**Exercise description**
In the records below, find each line with the word "design" and copy it.
[START OF Supplied entries]
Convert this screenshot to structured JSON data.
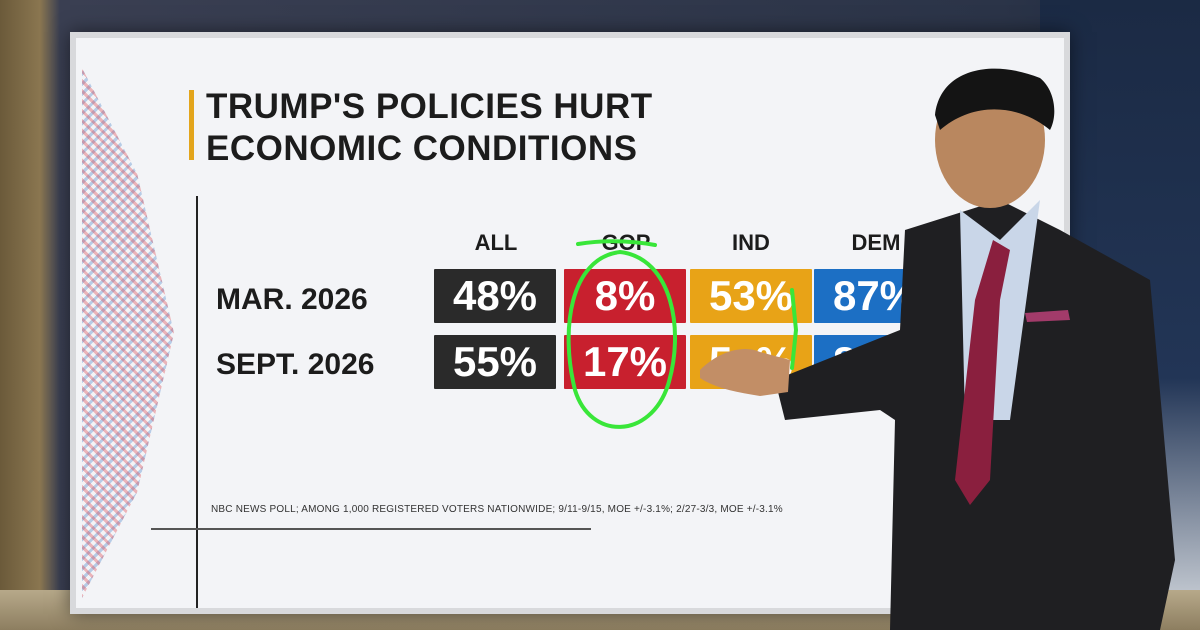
{
  "graphic": {
    "title_line1": "TRUMP'S POLICIES HURT",
    "title_line2": "ECONOMIC CONDITIONS",
    "columns": [
      "ALL",
      "GOP",
      "IND",
      "DEM"
    ],
    "rows": [
      {
        "label": "MAR. 2026",
        "values": [
          "48%",
          "8%",
          "53%",
          "87%"
        ]
      },
      {
        "label": "SEPT. 2026",
        "values": [
          "55%",
          "17%",
          "5_%",
          "89%"
        ]
      }
    ],
    "source": "NBC NEWS POLL; AMONG 1,000 REGISTERED VOTERS NATIONWIDE; 9/11-9/15, MOE +/-3.1%; 2/27-3/3, MOE +/-3.1%"
  },
  "colors": {
    "all": "#2a2a2a",
    "gop": "#c8202e",
    "ind": "#e8a317",
    "dem": "#1c6fc4",
    "annotation": "#39e639",
    "title_accent": "#e3a51c"
  },
  "annotations": [
    "circle-around-gop-column",
    "underline-gop-header",
    "vertical-mark-ind-column"
  ]
}
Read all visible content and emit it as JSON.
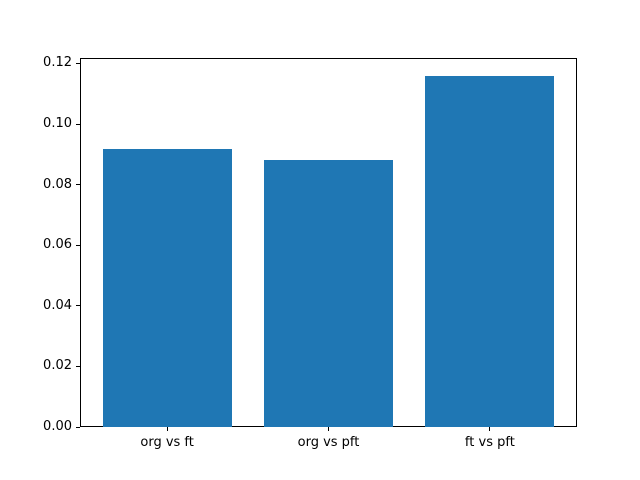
{
  "chart_data": {
    "type": "bar",
    "categories": [
      "org vs ft",
      "org vs pft",
      "ft vs pft"
    ],
    "values": [
      0.0916,
      0.088,
      0.116
    ],
    "title": "",
    "xlabel": "",
    "ylabel": "",
    "ylim": [
      0,
      0.1218
    ],
    "yticks": [
      0.0,
      0.02,
      0.04,
      0.06,
      0.08,
      0.1,
      0.12
    ],
    "ytick_labels": [
      "0.00",
      "0.02",
      "0.04",
      "0.06",
      "0.08",
      "0.10",
      "0.12"
    ],
    "bar_color": "#1f77b4",
    "bar_width_fraction": 0.8,
    "grid": false,
    "legend": null,
    "background_color": "#ffffff",
    "spine_color": "#000000"
  }
}
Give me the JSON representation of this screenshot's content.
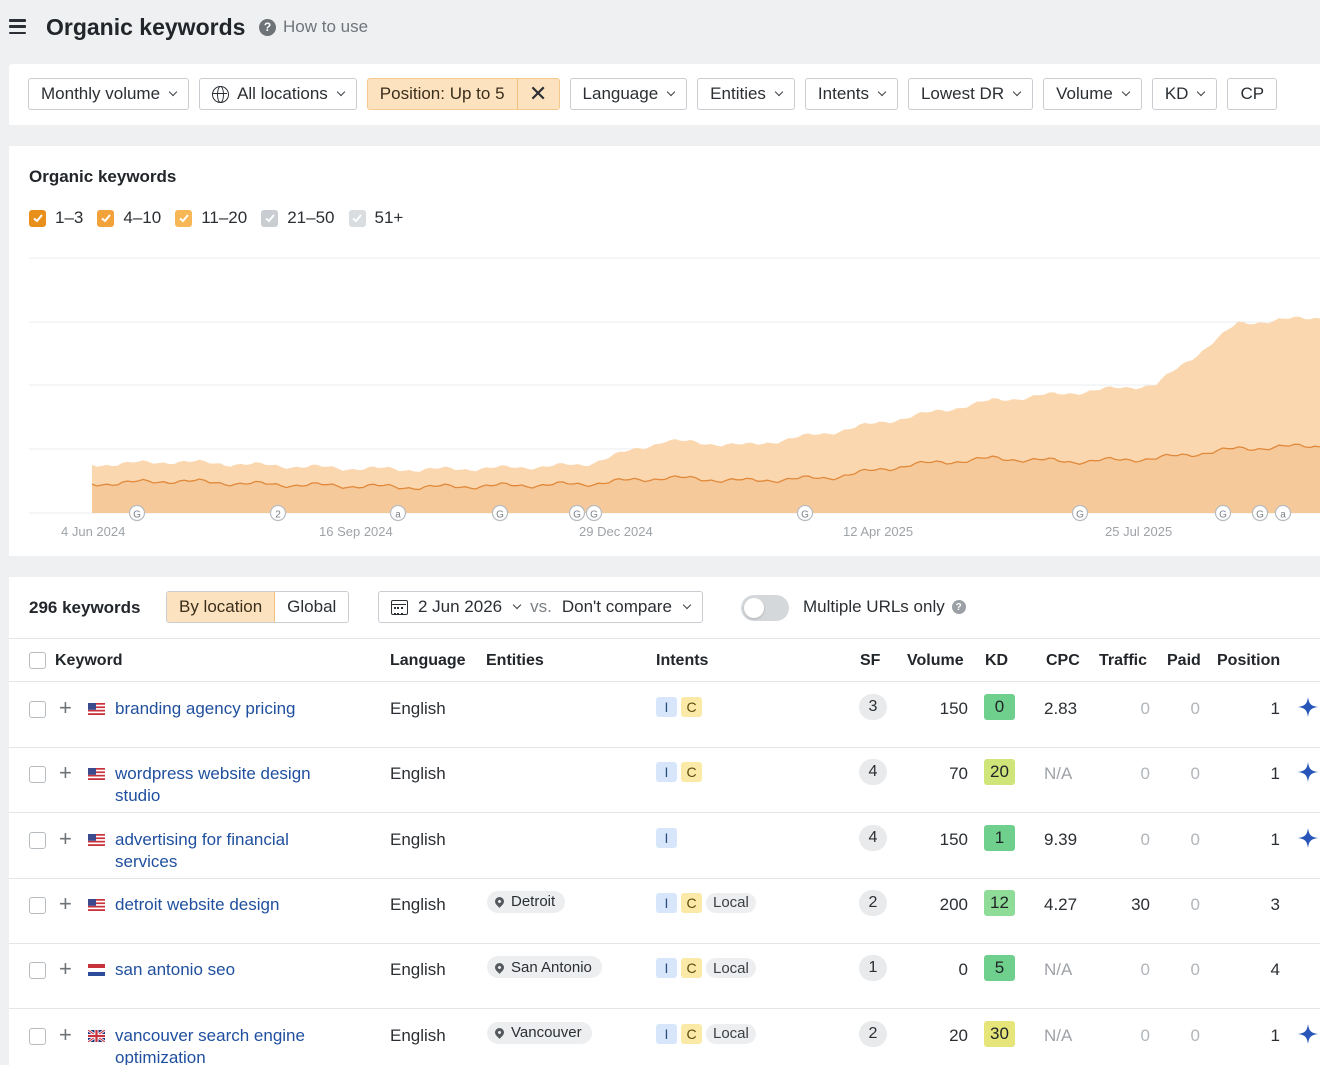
{
  "header": {
    "title": "Organic keywords",
    "how_to_use": "How to use"
  },
  "filters": [
    {
      "label": "Monthly volume"
    },
    {
      "label": "All locations",
      "icon": "globe-icon"
    },
    {
      "label": "Position: Up to 5",
      "active": true
    },
    {
      "label": "Language"
    },
    {
      "label": "Entities"
    },
    {
      "label": "Intents"
    },
    {
      "label": "Lowest DR"
    },
    {
      "label": "Volume"
    },
    {
      "label": "KD"
    },
    {
      "label": "CP"
    }
  ],
  "chart": {
    "title": "Organic keywords",
    "legend": [
      {
        "label": "1–3",
        "checked": true,
        "color": "#e8901b"
      },
      {
        "label": "4–10",
        "checked": true,
        "color": "#f2a23a"
      },
      {
        "label": "11–20",
        "checked": true,
        "color": "#f7b755"
      },
      {
        "label": "21–50",
        "checked": false,
        "color": "#c9ccd0"
      },
      {
        "label": "51+",
        "checked": false,
        "color": "#dadde0"
      }
    ],
    "x_ticks": [
      "4 Jun 2024",
      "16 Sep 2024",
      "29 Dec 2024",
      "12 Apr 2025",
      "25 Jul 2025"
    ],
    "markers": [
      "G",
      "2",
      "a",
      "G",
      "G",
      "G",
      "G",
      "G",
      "G",
      "G",
      "a"
    ]
  },
  "chart_data": {
    "type": "area",
    "title": "Organic keywords",
    "x": [
      "Jun 2024",
      "Jul 2024",
      "Aug 2024",
      "Sep 2024",
      "Oct 2024",
      "Nov 2024",
      "Dec 2024",
      "Jan 2025",
      "Feb 2025",
      "Mar 2025",
      "Apr 2025",
      "May 2025",
      "Jun 2025",
      "Jul 2025",
      "Aug 2025",
      "Sep 2025"
    ],
    "series": [
      {
        "name": "1–3",
        "values": [
          18,
          20,
          18,
          17,
          16,
          17,
          18,
          22,
          20,
          22,
          30,
          34,
          32,
          34,
          40,
          42
        ]
      },
      {
        "name": "4–10",
        "values": [
          30,
          32,
          30,
          28,
          27,
          28,
          30,
          45,
          42,
          50,
          60,
          70,
          75,
          80,
          118,
          122
        ]
      }
    ],
    "legend": "top-left",
    "grid": true
  },
  "table": {
    "count": "296 keywords",
    "by_location": "By location",
    "global": "Global",
    "date": "2 Jun 2026",
    "vs": "vs.",
    "compare": "Don't compare",
    "multiple_urls": "Multiple URLs only",
    "columns": {
      "keyword": "Keyword",
      "language": "Language",
      "entities": "Entities",
      "intents": "Intents",
      "sf": "SF",
      "volume": "Volume",
      "kd": "KD",
      "cpc": "CPC",
      "traffic": "Traffic",
      "paid": "Paid",
      "position": "Position"
    },
    "rows": [
      {
        "keyword": "branding agency pricing",
        "flag": "us",
        "language": "English",
        "entity": "",
        "intents": [
          "I",
          "C"
        ],
        "local": "",
        "sf": "3",
        "volume": "150",
        "kd": "0",
        "kd_color": "#6fcf8c",
        "cpc": "2.83",
        "traffic": "0",
        "paid": "0",
        "position": "1",
        "spark": true
      },
      {
        "keyword": "wordpress website design studio",
        "flag": "us",
        "language": "English",
        "entity": "",
        "intents": [
          "I",
          "C"
        ],
        "local": "",
        "sf": "4",
        "volume": "70",
        "kd": "20",
        "kd_color": "#cfe57a",
        "cpc": "N/A",
        "traffic": "0",
        "paid": "0",
        "position": "1",
        "spark": true
      },
      {
        "keyword": "advertising for financial services",
        "flag": "us",
        "language": "English",
        "entity": "",
        "intents": [
          "I"
        ],
        "local": "",
        "sf": "4",
        "volume": "150",
        "kd": "1",
        "kd_color": "#6fcf8c",
        "cpc": "9.39",
        "traffic": "0",
        "paid": "0",
        "position": "1",
        "spark": true
      },
      {
        "keyword": "detroit website design",
        "flag": "us",
        "language": "English",
        "entity": "Detroit",
        "intents": [
          "I",
          "C"
        ],
        "local": "Local",
        "sf": "2",
        "volume": "200",
        "kd": "12",
        "kd_color": "#8fdc98",
        "cpc": "4.27",
        "traffic": "30",
        "paid": "0",
        "position": "3",
        "spark": false
      },
      {
        "keyword": "san antonio seo",
        "flag": "nl",
        "language": "English",
        "entity": "San Antonio",
        "intents": [
          "I",
          "C"
        ],
        "local": "Local",
        "sf": "1",
        "volume": "0",
        "kd": "5",
        "kd_color": "#6fcf8c",
        "cpc": "N/A",
        "traffic": "0",
        "paid": "0",
        "position": "4",
        "spark": false
      },
      {
        "keyword": "vancouver search engine optimization",
        "flag": "uk",
        "language": "English",
        "entity": "Vancouver",
        "intents": [
          "I",
          "C"
        ],
        "local": "Local",
        "sf": "2",
        "volume": "20",
        "kd": "30",
        "kd_color": "#e6e57a",
        "cpc": "N/A",
        "traffic": "0",
        "paid": "0",
        "position": "1",
        "spark": true
      }
    ]
  }
}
[END OF Supplied entries]
**Exercise answer**
        "keyword": "wordpress website design studio",
        "keyword": "detroit website design",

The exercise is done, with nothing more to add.